**Set exercise**
What is the number of lines in these entries that contain "PS软件抽出滤镜使用"? State it alone.

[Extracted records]
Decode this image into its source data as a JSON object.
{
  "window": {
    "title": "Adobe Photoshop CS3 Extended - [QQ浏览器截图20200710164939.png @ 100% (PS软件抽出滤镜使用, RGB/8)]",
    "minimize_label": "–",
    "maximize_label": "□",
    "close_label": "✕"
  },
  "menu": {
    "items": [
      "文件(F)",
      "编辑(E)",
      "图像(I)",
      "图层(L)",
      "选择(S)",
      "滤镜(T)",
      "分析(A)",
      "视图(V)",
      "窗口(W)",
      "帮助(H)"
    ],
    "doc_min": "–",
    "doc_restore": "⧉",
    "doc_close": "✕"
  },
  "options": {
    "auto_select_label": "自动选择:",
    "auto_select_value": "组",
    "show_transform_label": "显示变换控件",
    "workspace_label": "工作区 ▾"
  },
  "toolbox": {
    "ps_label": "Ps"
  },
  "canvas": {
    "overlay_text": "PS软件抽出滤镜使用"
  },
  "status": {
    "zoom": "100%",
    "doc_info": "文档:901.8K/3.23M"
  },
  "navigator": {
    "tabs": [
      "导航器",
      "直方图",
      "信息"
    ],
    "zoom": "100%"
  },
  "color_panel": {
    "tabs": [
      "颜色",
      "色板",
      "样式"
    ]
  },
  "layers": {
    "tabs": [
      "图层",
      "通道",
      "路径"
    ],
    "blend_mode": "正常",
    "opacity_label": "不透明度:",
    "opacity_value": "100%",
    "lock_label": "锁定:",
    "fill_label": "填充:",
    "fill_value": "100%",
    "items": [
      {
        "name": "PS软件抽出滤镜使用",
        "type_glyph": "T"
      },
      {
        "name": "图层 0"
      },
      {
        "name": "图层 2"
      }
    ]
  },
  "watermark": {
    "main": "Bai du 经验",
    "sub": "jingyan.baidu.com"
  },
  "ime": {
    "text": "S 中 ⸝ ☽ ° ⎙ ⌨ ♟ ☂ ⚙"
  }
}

**Task response**
3